_DIRECTIONS FOR THIS TASK_
Pictures do not belong in the copy; quote every entry below exactly.

_LISTING_

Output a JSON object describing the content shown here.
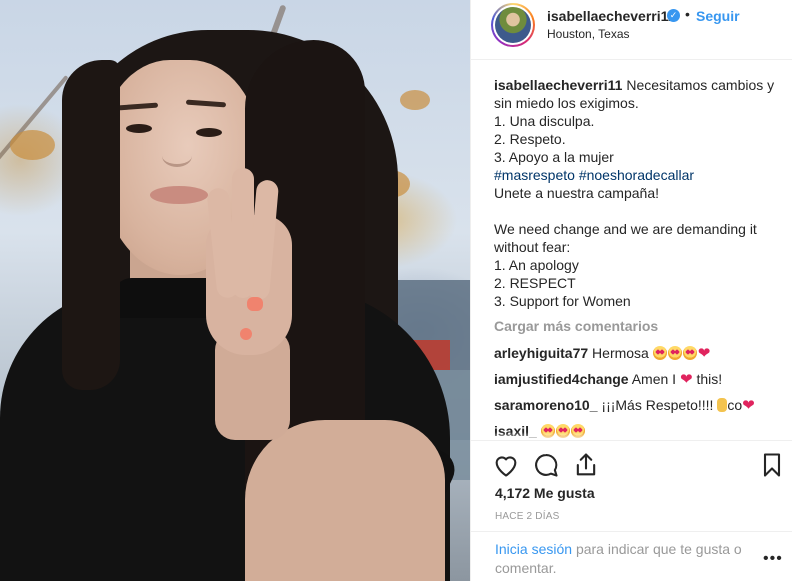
{
  "post": {
    "username": "isabellaecheverri11",
    "verified_mark": "✓",
    "separator": "•",
    "follow_label": "Seguir",
    "location": "Houston, Texas"
  },
  "caption": {
    "user": "isabellaecheverri11",
    "line1": "Necesitamos cambios y",
    "line2": "sin miedo los exigimos.",
    "line3": "1. Una disculpa.",
    "line4": "2. Respeto.",
    "line5": "3. Apoyo a la mujer",
    "hashtag1": "#masrespeto",
    "hashtag2": "#noeshoradecallar",
    "line7": "Unete a nuestra campaña!",
    "line8": "We need change and we are demanding it",
    "line9": "without fear:",
    "line10": "1. An apology",
    "line11": "2. RESPECT",
    "line12": "3. Support for Women"
  },
  "load_more": "Cargar más comentarios",
  "comments": [
    {
      "user": "arleyhiguita77",
      "text": "Hermosa"
    },
    {
      "user": "iamjustified4change",
      "text_before": "Amen I",
      "text_after": "this!"
    },
    {
      "user": "saramoreno10_",
      "text_before": "¡¡¡Más Respeto!!!!",
      "text_after": "co"
    },
    {
      "user": "isaxil_",
      "text": ""
    }
  ],
  "heart_glyph": "❤",
  "likes": "4,172 Me gusta",
  "timestamp": "HACE 2 DÍAS",
  "login": {
    "link": "Inicia sesión",
    "rest": "para indicar que te gusta o comentar."
  },
  "more_glyph": "•••",
  "icons": [
    "heart-icon",
    "comment-icon",
    "share-icon",
    "bookmark-icon",
    "verified-icon"
  ],
  "colors": {
    "link": "#3897f0",
    "hashtag": "#003569",
    "muted": "#999999",
    "text": "#262626"
  }
}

_OUTPUT FOR THIS EXERCISE_
Output a JSON object describing the content shown here.
{
  "post": {
    "username": "isabellaecheverri11",
    "verified_mark": "✓",
    "separator": "•",
    "follow_label": "Seguir",
    "location": "Houston, Texas"
  },
  "caption": {
    "user": "isabellaecheverri11",
    "line1": "Necesitamos cambios y",
    "line2": "sin miedo los exigimos.",
    "line3": "1. Una disculpa.",
    "line4": "2. Respeto.",
    "line5": "3. Apoyo a la mujer",
    "hashtag1": "#masrespeto",
    "hashtag2": "#noeshoradecallar",
    "line7": "Unete a nuestra campaña!",
    "line8": "We need change and we are demanding it",
    "line9": "without fear:",
    "line10": "1. An apology",
    "line11": "2. RESPECT",
    "line12": "3. Support for Women"
  },
  "load_more": "Cargar más comentarios",
  "comments": [
    {
      "user": "arleyhiguita77",
      "text": "Hermosa"
    },
    {
      "user": "iamjustified4change",
      "text_before": "Amen I",
      "text_after": "this!"
    },
    {
      "user": "saramoreno10_",
      "text_before": "¡¡¡Más Respeto!!!!",
      "text_after": "co"
    },
    {
      "user": "isaxil_",
      "text": ""
    }
  ],
  "heart_glyph": "❤",
  "likes": "4,172 Me gusta",
  "timestamp": "HACE 2 DÍAS",
  "login": {
    "link": "Inicia sesión",
    "rest": "para indicar que te gusta o comentar."
  },
  "more_glyph": "•••",
  "icons": [
    "heart-icon",
    "comment-icon",
    "share-icon",
    "bookmark-icon",
    "verified-icon"
  ],
  "colors": {
    "link": "#3897f0",
    "hashtag": "#003569",
    "muted": "#999999",
    "text": "#262626"
  }
}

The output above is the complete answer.